[Records from a collection]
━━━━━━━━━━━━━━━━

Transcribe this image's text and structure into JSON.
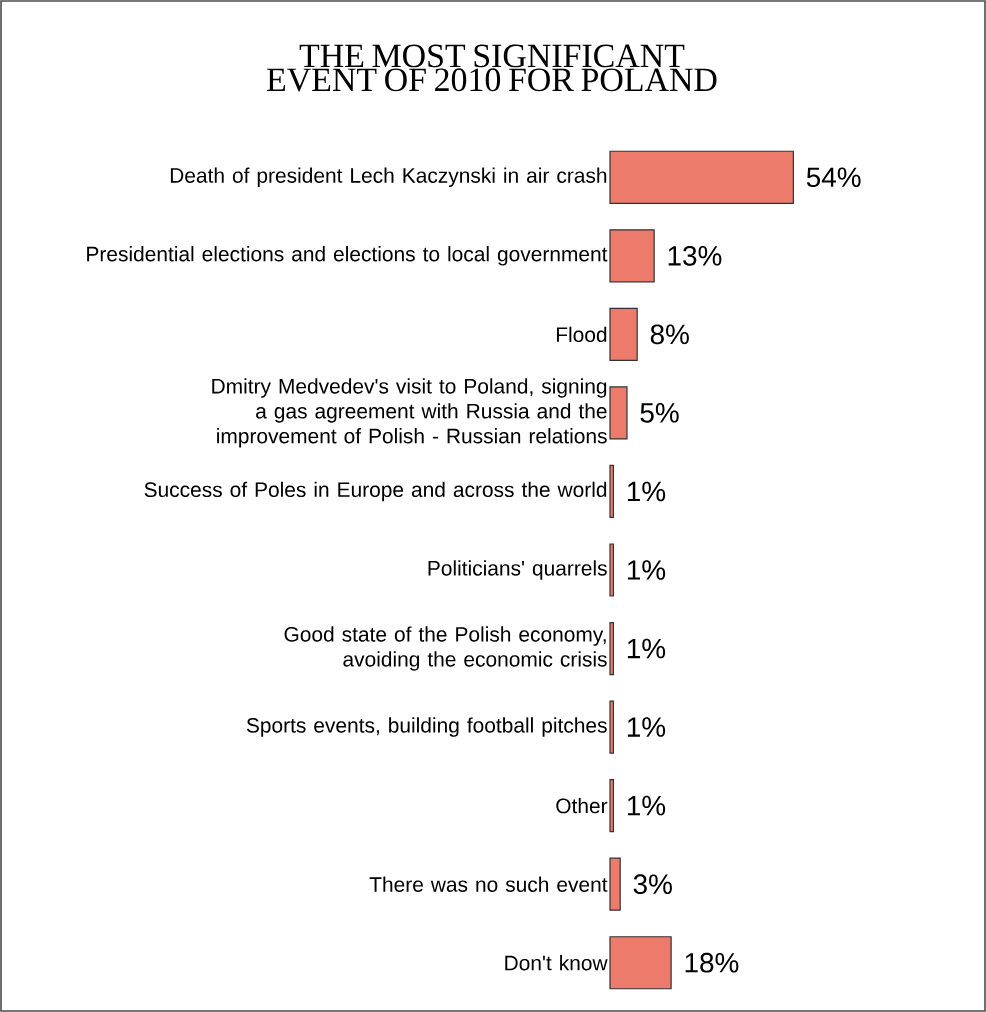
{
  "chart_data": {
    "type": "bar",
    "orientation": "horizontal",
    "title": "THE MOST SIGNIFICANT EVENT OF 2010 FOR POLAND",
    "categories": [
      "Death of president Lech Kaczynski in air crash",
      "Presidential elections and elections to local government",
      "Flood",
      "Dmitry Medvedev's visit to Poland, signing a gas agreement with Russia and the improvement of Polish - Russian relations",
      "Success of Poles in Europe and across the world",
      "Politicians' quarrels",
      "Good state of the Polish economy, avoiding the economic crisis",
      "Sports events, building football pitches",
      "Other",
      "There was no such event",
      "Don't know"
    ],
    "values": [
      54,
      13,
      8,
      5,
      1,
      1,
      1,
      1,
      1,
      3,
      18
    ],
    "value_labels": [
      "54%",
      "13%",
      "8%",
      "5%",
      "1%",
      "1%",
      "1%",
      "1%",
      "1%",
      "3%",
      "18%"
    ],
    "color": "#ec7b6c"
  }
}
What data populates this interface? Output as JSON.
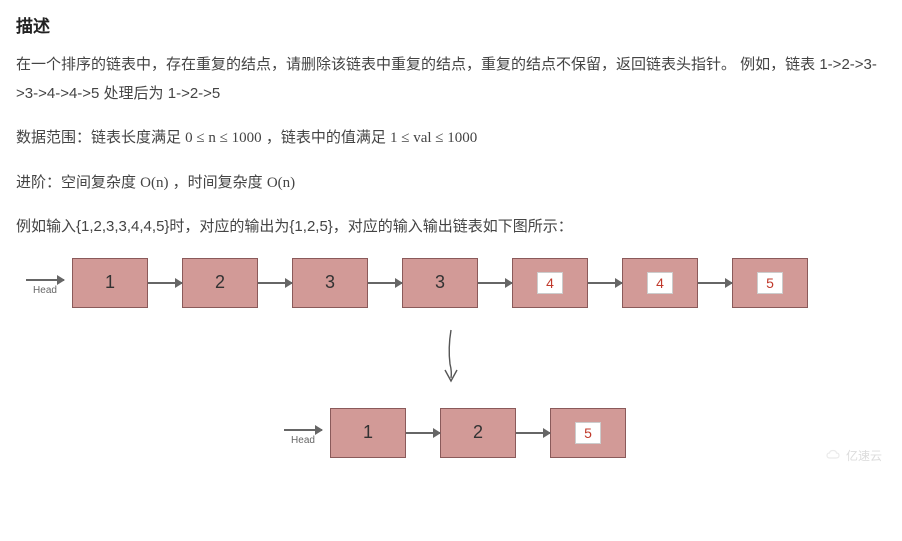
{
  "title": "描述",
  "para1": "在一个排序的链表中，存在重复的结点，请删除该链表中重复的结点，重复的结点不保留，返回链表头指针。 例如，链表 1->2->3->3->4->4->5 处理后为 1->2->5",
  "para2_prefix": "数据范围：链表长度满足 ",
  "para2_math1": "0 ≤ n ≤ 1000",
  "para2_mid": " ，链表中的值满足 ",
  "para2_math2": "1 ≤ val ≤ 1000",
  "para3_prefix": "进阶：空间复杂度 ",
  "para3_math1": "O(n)",
  "para3_mid": " ，时间复杂度 ",
  "para3_math2": "O(n)",
  "para4": "例如输入{1,2,3,3,4,4,5}时，对应的输出为{1,2,5}，对应的输入输出链表如下图所示：",
  "head_label": "Head",
  "diagram": {
    "node_fill": "#d29a97",
    "node_border": "#8a5a5a",
    "arrow_color": "#666666",
    "inner_text_color": "#c0392b",
    "top_chain": [
      {
        "label": "1",
        "boxed": false
      },
      {
        "label": "2",
        "boxed": false
      },
      {
        "label": "3",
        "boxed": false
      },
      {
        "label": "3",
        "boxed": false
      },
      {
        "label": "4",
        "boxed": true
      },
      {
        "label": "4",
        "boxed": true
      },
      {
        "label": "5",
        "boxed": true
      }
    ],
    "bottom_chain": [
      {
        "label": "1",
        "boxed": false
      },
      {
        "label": "2",
        "boxed": false
      },
      {
        "label": "5",
        "boxed": true
      }
    ]
  },
  "watermark": "亿速云"
}
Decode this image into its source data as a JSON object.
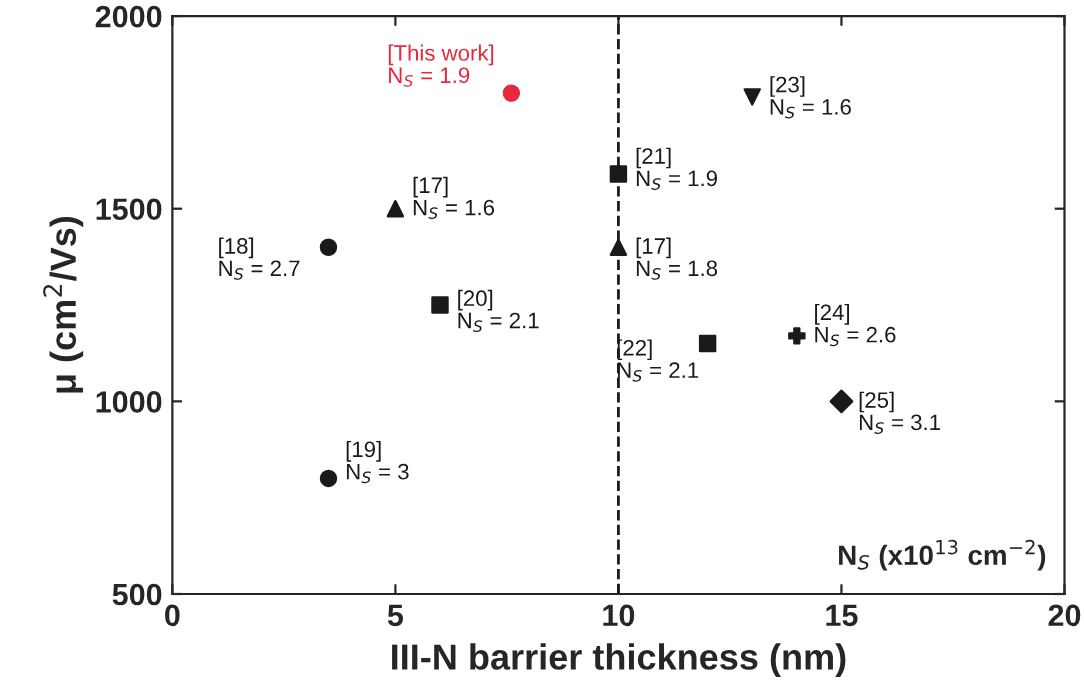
{
  "chart_data": {
    "type": "scatter",
    "xlabel": "III-N barrier thickness (nm)",
    "ylabel": "μ (cm$^{2}$/Vs)",
    "xlim": [
      0,
      20
    ],
    "xticks": [
      0,
      5,
      10,
      15,
      20
    ],
    "ylim": [
      500,
      2000
    ],
    "yticks": [
      500,
      1000,
      1500,
      2000
    ],
    "grid": false,
    "legend": false,
    "series": [
      {
        "x": [
          7.6
        ],
        "values": [
          1800
        ],
        "color": "#e8283c",
        "marker": "circle"
      },
      {
        "x": [
          5
        ],
        "values": [
          1500
        ],
        "color": "#1a1a1a",
        "marker": "triangle"
      },
      {
        "x": [
          3.5
        ],
        "values": [
          1400
        ],
        "color": "#1a1a1a",
        "marker": "circle"
      },
      {
        "x": [
          6
        ],
        "values": [
          1250
        ],
        "color": "#1a1a1a",
        "marker": "square"
      },
      {
        "x": [
          3.5
        ],
        "values": [
          800
        ],
        "color": "#1a1a1a",
        "marker": "circle"
      },
      {
        "x": [
          10
        ],
        "values": [
          1590
        ],
        "color": "#1a1a1a",
        "marker": "square"
      },
      {
        "x": [
          10
        ],
        "values": [
          1400
        ],
        "color": "#1a1a1a",
        "marker": "triangle"
      },
      {
        "x": [
          12
        ],
        "values": [
          1150
        ],
        "color": "#1a1a1a",
        "marker": "square"
      },
      {
        "x": [
          13
        ],
        "values": [
          1790
        ],
        "color": "#1a1a1a",
        "marker": "triangle_down"
      },
      {
        "x": [
          14
        ],
        "values": [
          1170
        ],
        "color": "#1a1a1a",
        "marker": "cross"
      },
      {
        "x": [
          15
        ],
        "values": [
          1000
        ],
        "color": "#1a1a1a",
        "marker": "diamond"
      }
    ],
    "ref_lines": [
      {
        "axis": "x",
        "value": 10,
        "line_style": "dashed",
        "color": "#1a1a1a"
      }
    ],
    "annotations": [
      {
        "text": "[This work]\nN$_{S}$ = 1.9",
        "x": 7.6,
        "y": 1800
      },
      {
        "text": "[17]\nN$_{S}$ = 1.6",
        "x": 5,
        "y": 1500
      },
      {
        "text": "[18]\nN$_{S}$ = 2.7",
        "x": 3.5,
        "y": 1400
      },
      {
        "text": "[20]\nN$_{S}$ = 2.1",
        "x": 6,
        "y": 1250
      },
      {
        "text": "[19]\nN$_{S}$ = 3",
        "x": 3.5,
        "y": 800
      },
      {
        "text": "[21]\nN$_{S}$ = 1.9",
        "x": 10,
        "y": 1590
      },
      {
        "text": "[17]\nN$_{S}$ = 1.8",
        "x": 10,
        "y": 1400
      },
      {
        "text": "[22]\nN$_{S}$ = 2.1",
        "x": 12,
        "y": 1150
      },
      {
        "text": "[23]\nN$_{S}$ = 1.6",
        "x": 13,
        "y": 1790
      },
      {
        "text": "[24]\nN$_{S}$ = 2.6",
        "x": 14,
        "y": 1170
      },
      {
        "text": "[25]\nN$_{S}$ = 3.1",
        "x": 15,
        "y": 1000
      },
      "N$_{S}$ (x10$^{13}$ cm$^{−2}$)"
    ]
  }
}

━━━━━━━━━━━━━━━━

### [REQUIREMENT]
Quote the records in their entirety, keeping the wording exact and excluding pictures.

### [COMPLETE ANSWER]
Transcribe this image's text and structure into JSON.
{
  "chart_data": {
    "type": "bar",
    "orientation": "horizontal",
    "title": "THE MOST SIGNIFICANT EVENT OF 2010 FOR POLAND",
    "categories": [
      "Death of president Lech Kaczynski in air crash",
      "Presidential elections and elections to local government",
      "Flood",
      "Dmitry Medvedev's visit to Poland, signing a gas agreement with Russia and the improvement of Polish - Russian relations",
      "Success of Poles in Europe and across the world",
      "Politicians' quarrels",
      "Good state of the Polish economy, avoiding the economic crisis",
      "Sports events, building football pitches",
      "Other",
      "There was no such event",
      "Don't know"
    ],
    "values": [
      54,
      13,
      8,
      5,
      1,
      1,
      1,
      1,
      1,
      3,
      18
    ],
    "value_labels": [
      "54%",
      "13%",
      "8%",
      "5%",
      "1%",
      "1%",
      "1%",
      "1%",
      "1%",
      "3%",
      "18%"
    ],
    "color": "#ec7b6c"
  }
}
What data populates this interface? Output as JSON.
{
  "title": "描述",
  "para1": "在一个排序的链表中，存在重复的结点，请删除该链表中重复的结点，重复的结点不保留，返回链表头指针。 例如，链表 1->2->3->3->4->4->5 处理后为 1->2->5",
  "para2_prefix": "数据范围：链表长度满足 ",
  "para2_math1": "0 ≤ n ≤ 1000",
  "para2_mid": " ，链表中的值满足 ",
  "para2_math2": "1 ≤ val ≤ 1000",
  "para3_prefix": "进阶：空间复杂度 ",
  "para3_math1": "O(n)",
  "para3_mid": " ，时间复杂度 ",
  "para3_math2": "O(n)",
  "para4": "例如输入{1,2,3,3,4,4,5}时，对应的输出为{1,2,5}，对应的输入输出链表如下图所示：",
  "head_label": "Head",
  "diagram": {
    "node_fill": "#d29a97",
    "node_border": "#8a5a5a",
    "arrow_color": "#666666",
    "inner_text_color": "#c0392b",
    "top_chain": [
      {
        "label": "1",
        "boxed": false
      },
      {
        "label": "2",
        "boxed": false
      },
      {
        "label": "3",
        "boxed": false
      },
      {
        "label": "3",
        "boxed": false
      },
      {
        "label": "4",
        "boxed": true
      },
      {
        "label": "4",
        "boxed": true
      },
      {
        "label": "5",
        "boxed": true
      }
    ],
    "bottom_chain": [
      {
        "label": "1",
        "boxed": false
      },
      {
        "label": "2",
        "boxed": false
      },
      {
        "label": "5",
        "boxed": true
      }
    ]
  },
  "watermark": "亿速云"
}
Decode this image into its source data as a JSON object.
{
  "chart_data": {
    "type": "scatter",
    "xlabel": "III-N barrier thickness (nm)",
    "ylabel": "μ (cm$^{2}$/Vs)",
    "xlim": [
      0,
      20
    ],
    "xticks": [
      0,
      5,
      10,
      15,
      20
    ],
    "ylim": [
      500,
      2000
    ],
    "yticks": [
      500,
      1000,
      1500,
      2000
    ],
    "grid": false,
    "legend": false,
    "series": [
      {
        "x": [
          7.6
        ],
        "values": [
          1800
        ],
        "color": "#e8283c",
        "marker": "circle"
      },
      {
        "x": [
          5
        ],
        "values": [
          1500
        ],
        "color": "#1a1a1a",
        "marker": "triangle"
      },
      {
        "x": [
          3.5
        ],
        "values": [
          1400
        ],
        "color": "#1a1a1a",
        "marker": "circle"
      },
      {
        "x": [
          6
        ],
        "values": [
          1250
        ],
        "color": "#1a1a1a",
        "marker": "square"
      },
      {
        "x": [
          3.5
        ],
        "values": [
          800
        ],
        "color": "#1a1a1a",
        "marker": "circle"
      },
      {
        "x": [
          10
        ],
        "values": [
          1590
        ],
        "color": "#1a1a1a",
        "marker": "square"
      },
      {
        "x": [
          10
        ],
        "values": [
          1400
        ],
        "color": "#1a1a1a",
        "marker": "triangle"
      },
      {
        "x": [
          12
        ],
        "values": [
          1150
        ],
        "color": "#1a1a1a",
        "marker": "square"
      },
      {
        "x": [
          13
        ],
        "values": [
          1790
        ],
        "color": "#1a1a1a",
        "marker": "triangle_down"
      },
      {
        "x": [
          14
        ],
        "values": [
          1170
        ],
        "color": "#1a1a1a",
        "marker": "cross"
      },
      {
        "x": [
          15
        ],
        "values": [
          1000
        ],
        "color": "#1a1a1a",
        "marker": "diamond"
      }
    ],
    "ref_lines": [
      {
        "axis": "x",
        "value": 10,
        "line_style": "dashed",
        "color": "#1a1a1a"
      }
    ],
    "annotations": [
      {
        "text": "[This work]\nN$_{S}$ = 1.9",
        "x": 7.6,
        "y": 1800
      },
      {
        "text": "[17]\nN$_{S}$ = 1.6",
        "x": 5,
        "y": 1500
      },
      {
        "text": "[18]\nN$_{S}$ = 2.7",
        "x": 3.5,
        "y": 1400
      },
      {
        "text": "[20]\nN$_{S}$ = 2.1",
        "x": 6,
        "y": 1250
      },
      {
        "text": "[19]\nN$_{S}$ = 3",
        "x": 3.5,
        "y": 800
      },
      {
        "text": "[21]\nN$_{S}$ = 1.9",
        "x": 10,
        "y": 1590
      },
      {
        "text": "[17]\nN$_{S}$ = 1.8",
        "x": 10,
        "y": 1400
      },
      {
        "text": "[22]\nN$_{S}$ = 2.1",
        "x": 12,
        "y": 1150
      },
      {
        "text": "[23]\nN$_{S}$ = 1.6",
        "x": 13,
        "y": 1790
      },
      {
        "text": "[24]\nN$_{S}$ = 2.6",
        "x": 14,
        "y": 1170
      },
      {
        "text": "[25]\nN$_{S}$ = 3.1",
        "x": 15,
        "y": 1000
      },
      "N$_{S}$ (x10$^{13}$ cm$^{−2}$)"
    ]
  }
}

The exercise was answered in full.